**Exercise description**
Below are some records; work out how many of their lines contain "Overall" and give the number only.

**Records**

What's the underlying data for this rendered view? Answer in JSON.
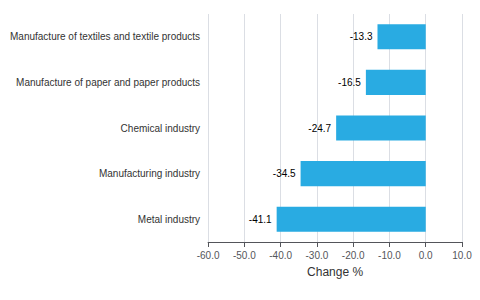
{
  "chart_data": {
    "type": "bar",
    "orientation": "horizontal",
    "categories": [
      "Metal industry",
      "Manufacturing industry",
      "Chemical industry",
      "Manufacture of paper and paper products",
      "Manufacture of textiles and textile products"
    ],
    "values": [
      -41.1,
      -34.5,
      -24.7,
      -16.5,
      -13.3
    ],
    "color": "#29abe2",
    "xlabel": "Change %",
    "xlim": [
      -60,
      10
    ],
    "xticks": [
      {
        "value": -60,
        "label": "-60.0"
      },
      {
        "value": -50,
        "label": "-50.0"
      },
      {
        "value": -40,
        "label": "-40.0"
      },
      {
        "value": -30,
        "label": "-30.0"
      },
      {
        "value": -20,
        "label": "-20.0"
      },
      {
        "value": -10,
        "label": "-10.0"
      },
      {
        "value": 0,
        "label": "0.0"
      },
      {
        "value": 10,
        "label": "10.0"
      }
    ],
    "grid": true,
    "data_labels": true
  }
}
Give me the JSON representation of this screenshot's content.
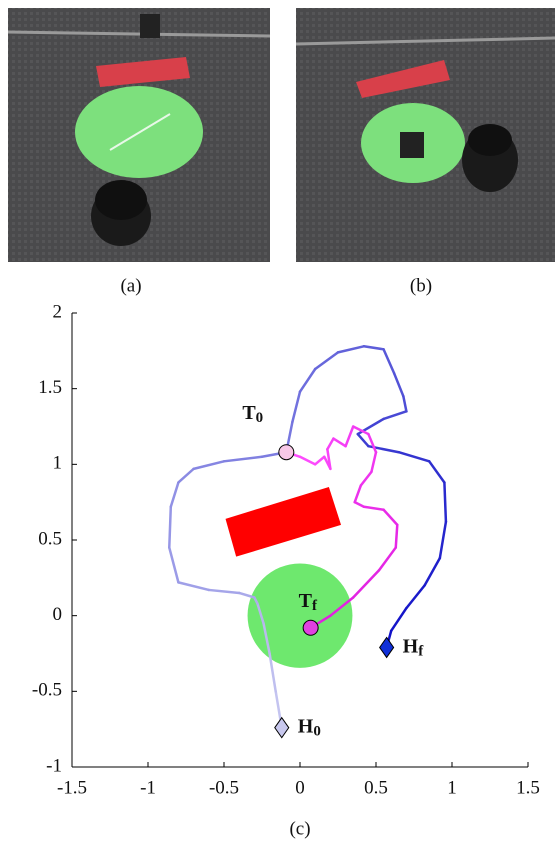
{
  "panels": [
    {
      "caption": "(a)"
    },
    {
      "caption": "(b)"
    }
  ],
  "chart_data": {
    "type": "trajectory",
    "caption": "(c)",
    "xlim": [
      -1.5,
      1.5
    ],
    "ylim": [
      -1,
      2
    ],
    "xticks": [
      -1.5,
      -1,
      -0.5,
      0,
      0.5,
      1,
      1.5
    ],
    "yticks": [
      -1,
      -0.5,
      0,
      0.5,
      1,
      1.5,
      2
    ],
    "goal": {
      "center": [
        0,
        0
      ],
      "radius": 0.345,
      "color": "#6ee86e"
    },
    "obstacle": {
      "x": [
        -0.49,
        0.19,
        0.27,
        -0.42
      ],
      "y": [
        0.64,
        0.85,
        0.6,
        0.39
      ],
      "color": "#ff0000"
    },
    "series": [
      {
        "colors": [
          "#c4c4f0",
          "#1010c8"
        ],
        "x": [
          -0.12,
          -0.16,
          -0.2,
          -0.24,
          -0.28,
          -0.3,
          -0.4,
          -0.6,
          -0.8,
          -0.86,
          -0.85,
          -0.8,
          -0.7,
          -0.5,
          -0.25,
          -0.09,
          -0.05,
          0.0,
          0.1,
          0.25,
          0.42,
          0.55,
          0.62,
          0.68,
          0.7,
          0.55,
          0.38,
          0.45,
          0.65,
          0.85,
          0.95,
          0.96,
          0.92,
          0.82,
          0.7,
          0.6,
          0.57
        ],
        "y": [
          -0.74,
          -0.5,
          -0.25,
          -0.05,
          0.08,
          0.12,
          0.15,
          0.17,
          0.22,
          0.45,
          0.72,
          0.88,
          0.97,
          1.02,
          1.05,
          1.08,
          1.28,
          1.48,
          1.63,
          1.74,
          1.78,
          1.76,
          1.6,
          1.45,
          1.35,
          1.3,
          1.2,
          1.12,
          1.08,
          1.02,
          0.88,
          0.62,
          0.38,
          0.2,
          0.05,
          -0.1,
          -0.21
        ]
      },
      {
        "colors": [
          "#ff4dff",
          "#e020e0"
        ],
        "x": [
          -0.09,
          0.0,
          0.1,
          0.16,
          0.2,
          0.18,
          0.22,
          0.3,
          0.35,
          0.45,
          0.5,
          0.47,
          0.4,
          0.36,
          0.42,
          0.55,
          0.64,
          0.63,
          0.52,
          0.35,
          0.2,
          0.07
        ],
        "y": [
          1.08,
          1.05,
          1.0,
          1.05,
          0.97,
          1.1,
          1.17,
          1.12,
          1.25,
          1.2,
          1.08,
          0.95,
          0.86,
          0.75,
          0.72,
          0.7,
          0.6,
          0.45,
          0.3,
          0.12,
          0.0,
          -0.08
        ]
      }
    ],
    "markers": [
      {
        "label": "T",
        "subscript": "0",
        "shape": "circle",
        "color": "#f8c8e8",
        "x": -0.09,
        "y": 1.08
      },
      {
        "label": "T",
        "subscript": "f",
        "shape": "circle",
        "color": "#e040e0",
        "x": 0.07,
        "y": -0.08
      },
      {
        "label": "H",
        "subscript": "0",
        "shape": "diamond",
        "color": "#c8c8ee",
        "x": -0.12,
        "y": -0.74
      },
      {
        "label": "H",
        "subscript": "f",
        "shape": "diamond",
        "color": "#1030d8",
        "x": 0.57,
        "y": -0.21
      }
    ]
  }
}
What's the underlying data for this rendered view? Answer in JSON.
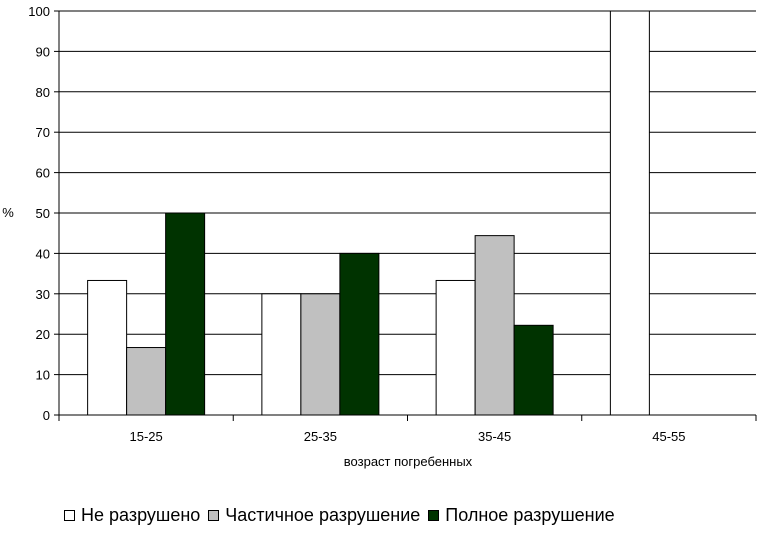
{
  "chart_data": {
    "type": "bar",
    "categories": [
      "15-25",
      "25-35",
      "35-45",
      "45-55"
    ],
    "series": [
      {
        "name": "Не разрушено",
        "color": "#ffffff",
        "values": [
          33.3,
          30,
          33.3,
          100
        ]
      },
      {
        "name": "Частичное разрушение",
        "color": "#c0c0c0",
        "values": [
          16.7,
          30,
          44.4,
          0
        ]
      },
      {
        "name": "Полное разрушение",
        "color": "#003300",
        "values": [
          50,
          40,
          22.2,
          0
        ]
      }
    ],
    "xlabel": "возраст погребенных",
    "ylabel": "%",
    "ylim": [
      0,
      100
    ],
    "yticks": [
      "0",
      "10",
      "20",
      "30",
      "40",
      "50",
      "60",
      "70",
      "80",
      "90",
      "100"
    ],
    "grid": true,
    "legend_position": "bottom"
  }
}
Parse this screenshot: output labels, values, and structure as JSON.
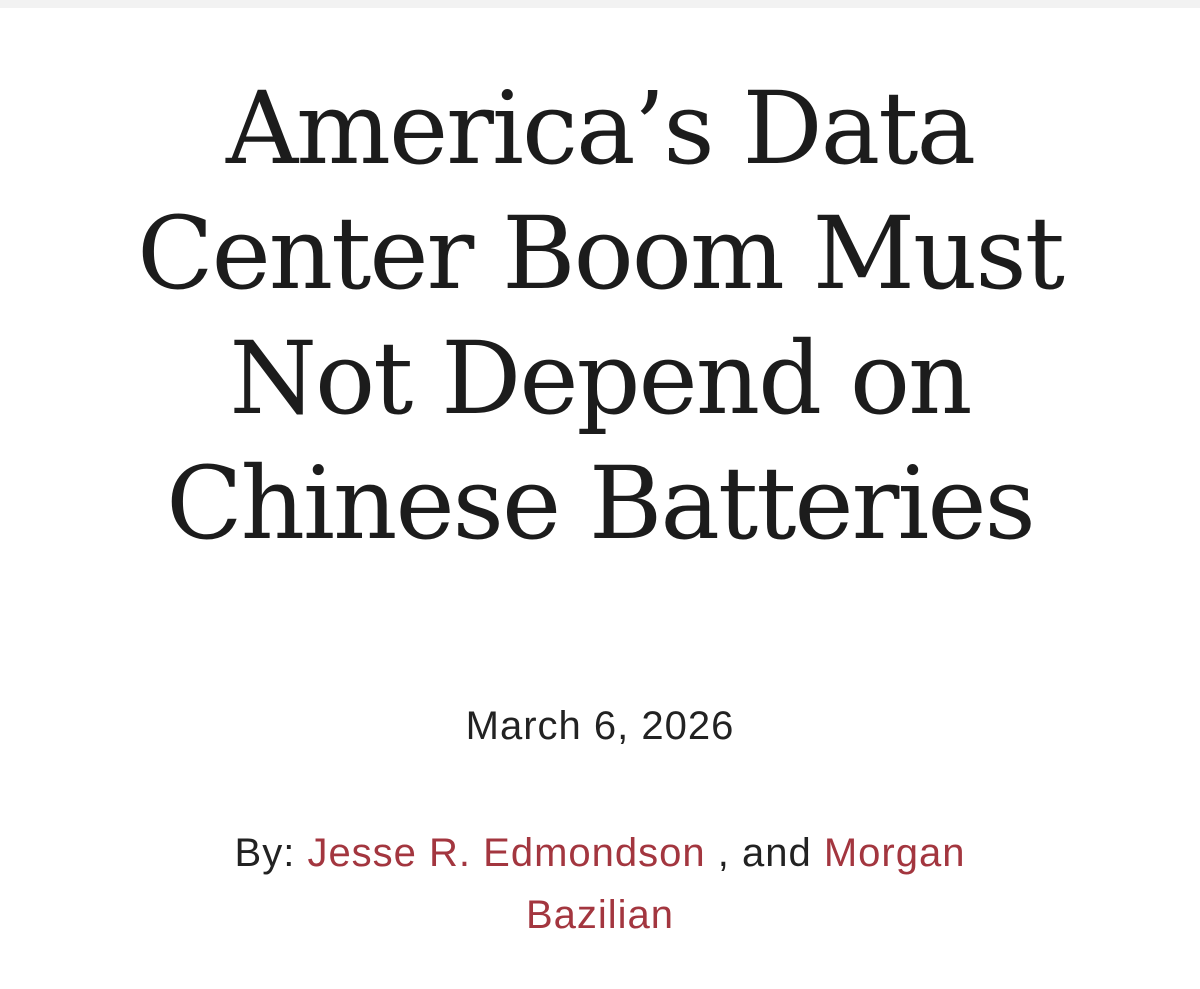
{
  "article": {
    "headline_lines": [
      "America’s Data",
      "Center Boom Must",
      "Not Depend on",
      "Chinese Batteries"
    ],
    "date": "March 6, 2026",
    "byline": {
      "prefix": "By:",
      "author1": "Jesse R. Edmondson",
      "separator": ", and",
      "author2_part1": "Morgan",
      "author2_part2": "Bazilian"
    }
  },
  "colors": {
    "text": "#1c1c1c",
    "author_link": "#a3363f",
    "top_strip": "#f2f2f2"
  }
}
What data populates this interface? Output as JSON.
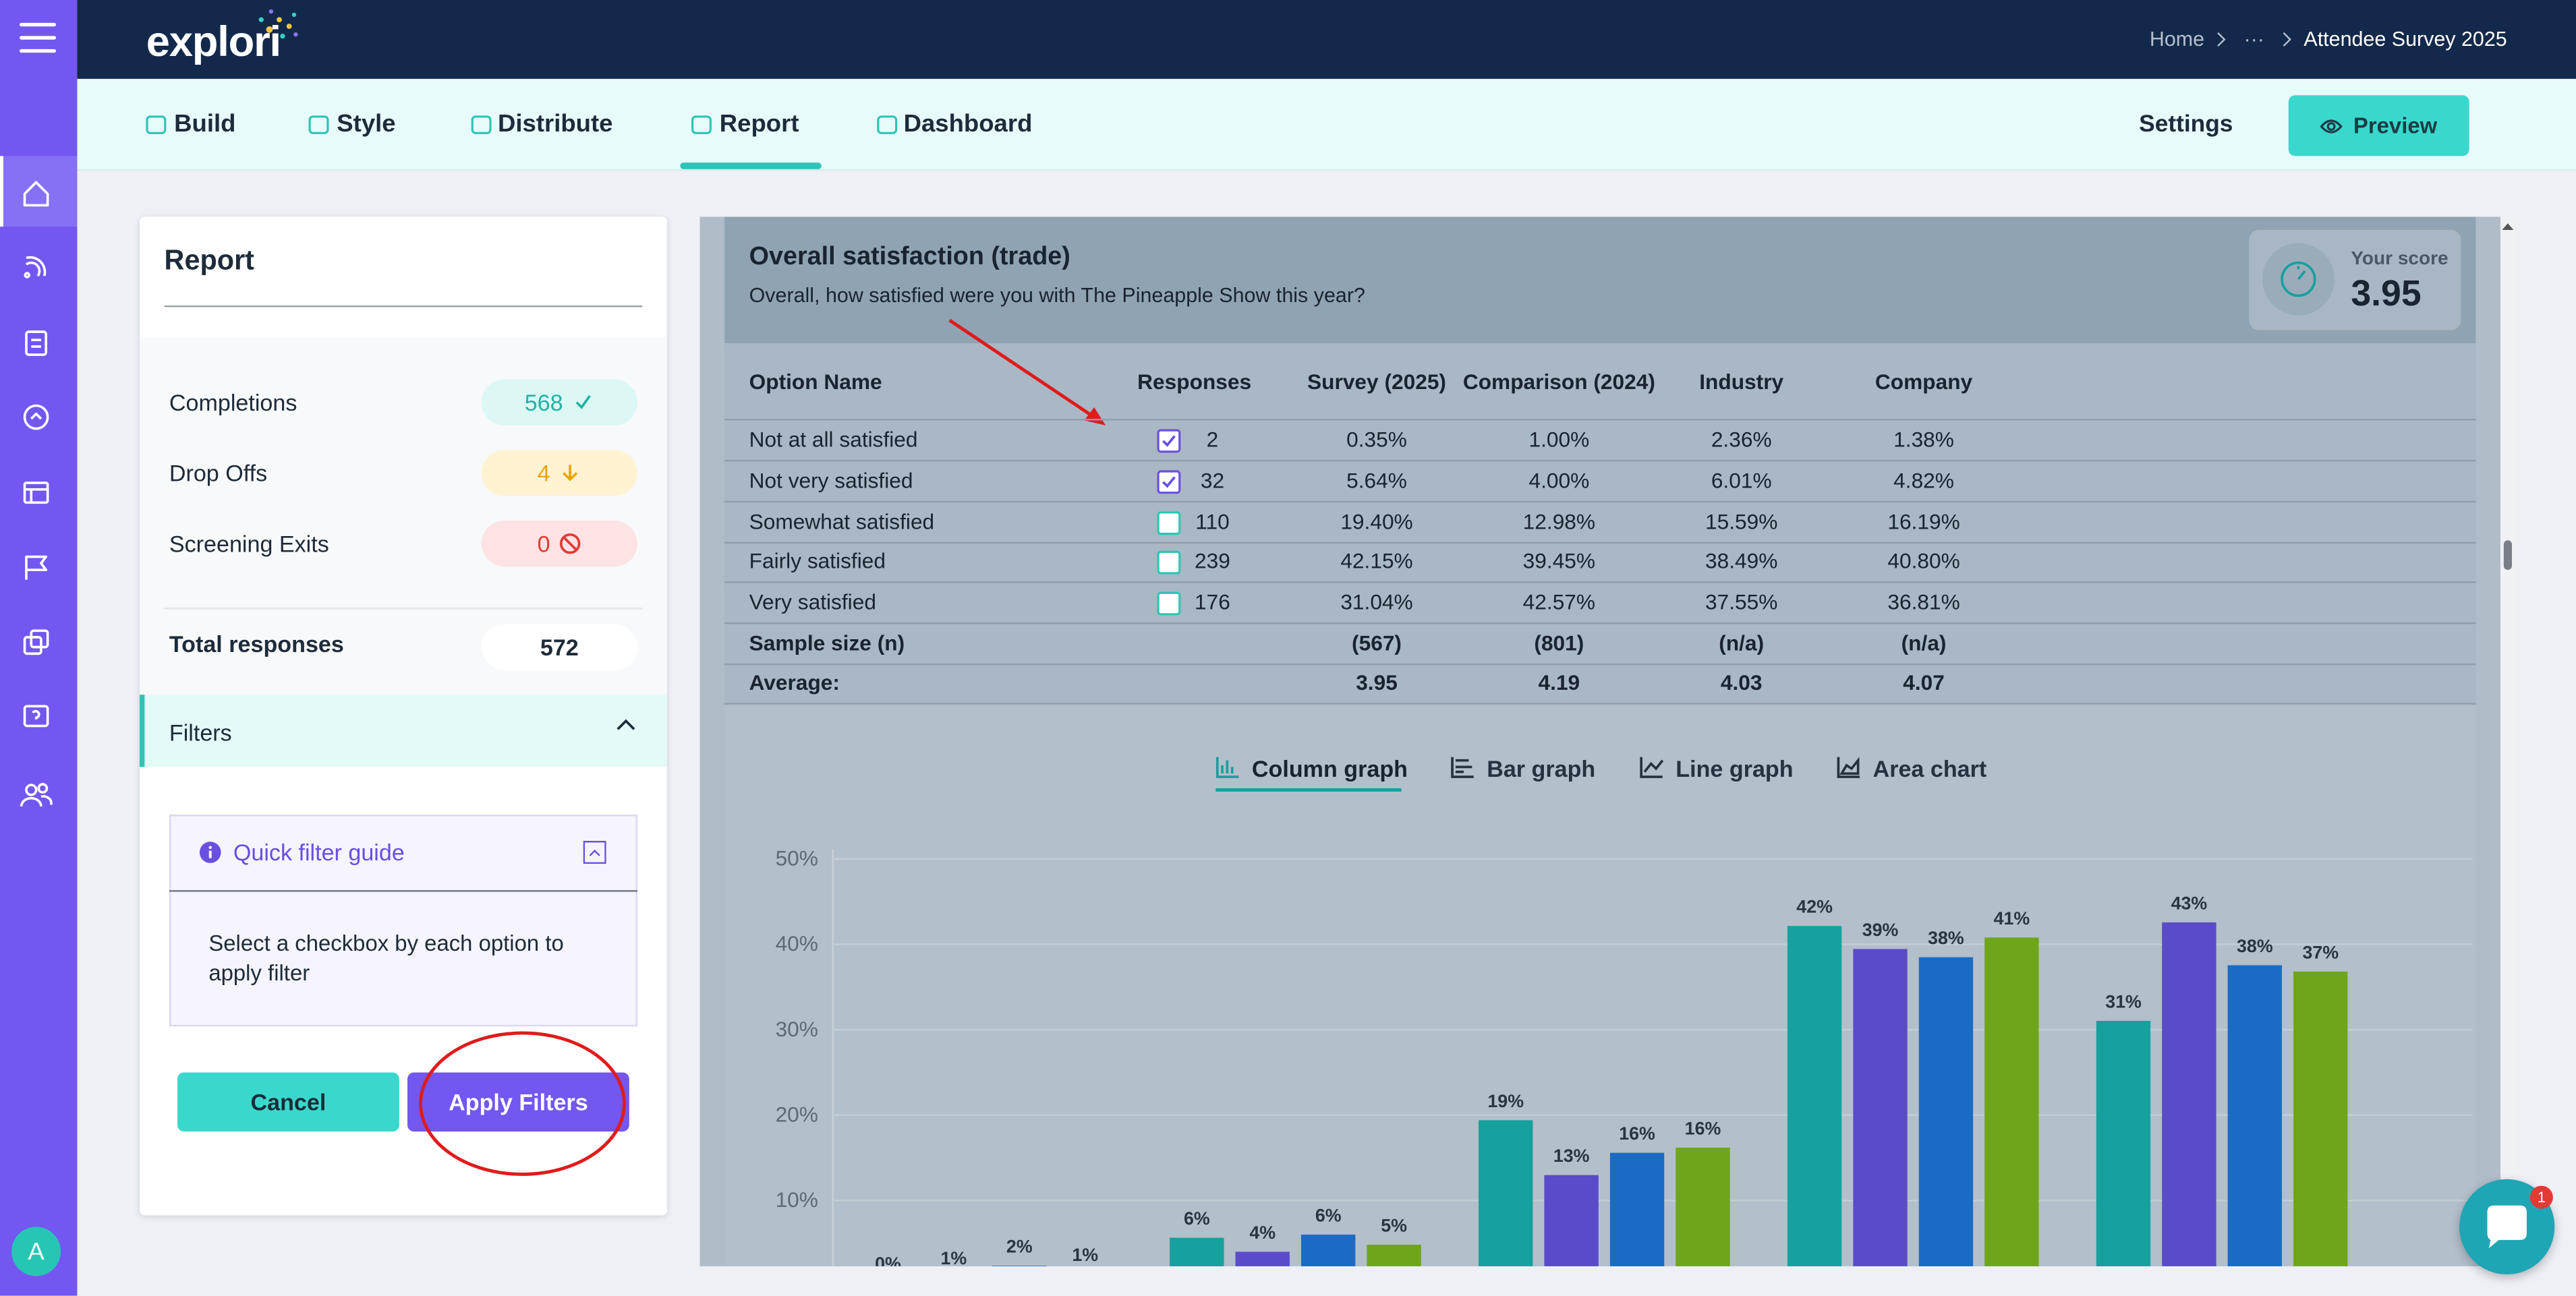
{
  "top_bar": {
    "logo": "explori",
    "breadcrumb": [
      "Home",
      "···",
      "Attendee Survey 2025"
    ]
  },
  "tabs": [
    "Build",
    "Style",
    "Distribute",
    "Report",
    "Dashboard"
  ],
  "settings": "Settings",
  "preview": "Preview",
  "report_panel": {
    "title": "Report",
    "stats": [
      {
        "label": "Completions",
        "value": "568"
      },
      {
        "label": "Drop Offs",
        "value": "4"
      },
      {
        "label": "Screening Exits",
        "value": "0"
      }
    ],
    "total": {
      "label": "Total responses",
      "value": "572"
    },
    "filters": "Filters",
    "guide": {
      "title": "Quick filter guide",
      "text": "Select a checkbox by each option to apply filter"
    },
    "cancel": "Cancel",
    "apply": "Apply Filters"
  },
  "question": {
    "title": "Overall satisfaction (trade)",
    "text": "Overall, how satisfied were you with The Pineapple Show this year?",
    "score_label": "Your score",
    "score": "3.95"
  },
  "table": {
    "header": [
      "Option Name",
      "Responses",
      "Survey (2025)",
      "Comparison (2024)",
      "Industry",
      "Company"
    ],
    "rows": [
      {
        "name": "Not at all satisfied",
        "checked": true,
        "responses": "2",
        "values": [
          "0.35%",
          "1.00%",
          "2.36%",
          "1.38%"
        ]
      },
      {
        "name": "Not very satisfied",
        "checked": true,
        "responses": "32",
        "values": [
          "5.64%",
          "4.00%",
          "6.01%",
          "4.82%"
        ]
      },
      {
        "name": "Somewhat satisfied",
        "checked": false,
        "responses": "110",
        "values": [
          "19.40%",
          "12.98%",
          "15.59%",
          "16.19%"
        ]
      },
      {
        "name": "Fairly satisfied",
        "checked": false,
        "responses": "239",
        "values": [
          "42.15%",
          "39.45%",
          "38.49%",
          "40.80%"
        ]
      },
      {
        "name": "Very satisfied",
        "checked": false,
        "responses": "176",
        "values": [
          "31.04%",
          "42.57%",
          "37.55%",
          "36.81%"
        ]
      }
    ],
    "summary": [
      {
        "label": "Sample size (n)",
        "values": [
          "(567)",
          "(801)",
          "(n/a)",
          "(n/a)"
        ]
      },
      {
        "label": "Average:",
        "values": [
          "3.95",
          "4.19",
          "4.03",
          "4.07"
        ]
      }
    ]
  },
  "graph_tabs": [
    "Column graph",
    "Bar graph",
    "Line graph",
    "Area chart"
  ],
  "avatar": "A",
  "chat_badge": "1",
  "chart_data": {
    "type": "bar",
    "ylim": [
      0,
      50
    ],
    "yticks": [
      {
        "value": 10,
        "label": "10%"
      },
      {
        "value": 20,
        "label": "20%"
      },
      {
        "value": 30,
        "label": "30%"
      },
      {
        "value": 40,
        "label": "40%"
      },
      {
        "value": 50,
        "label": "50%"
      }
    ],
    "grid": true,
    "series": [
      {
        "color": "#16a09e",
        "values": [
          0.35,
          5.64,
          19.4,
          42.15,
          31.04
        ],
        "value_labels": [
          "0%",
          "6%",
          "19%",
          "42%",
          "31%"
        ]
      },
      {
        "color": "#5a4bc8",
        "values": [
          1.0,
          4.0,
          12.98,
          39.45,
          42.57
        ],
        "value_labels": [
          "1%",
          "4%",
          "13%",
          "39%",
          "43%"
        ]
      },
      {
        "color": "#1b6bc5",
        "values": [
          2.36,
          6.01,
          15.59,
          38.49,
          37.55
        ],
        "value_labels": [
          "2%",
          "6%",
          "16%",
          "38%",
          "38%"
        ]
      },
      {
        "color": "#6ea51a",
        "values": [
          1.38,
          4.82,
          16.19,
          40.8,
          36.81
        ],
        "value_labels": [
          "1%",
          "5%",
          "16%",
          "41%",
          "37%"
        ]
      }
    ]
  }
}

**Solution to the problem**
2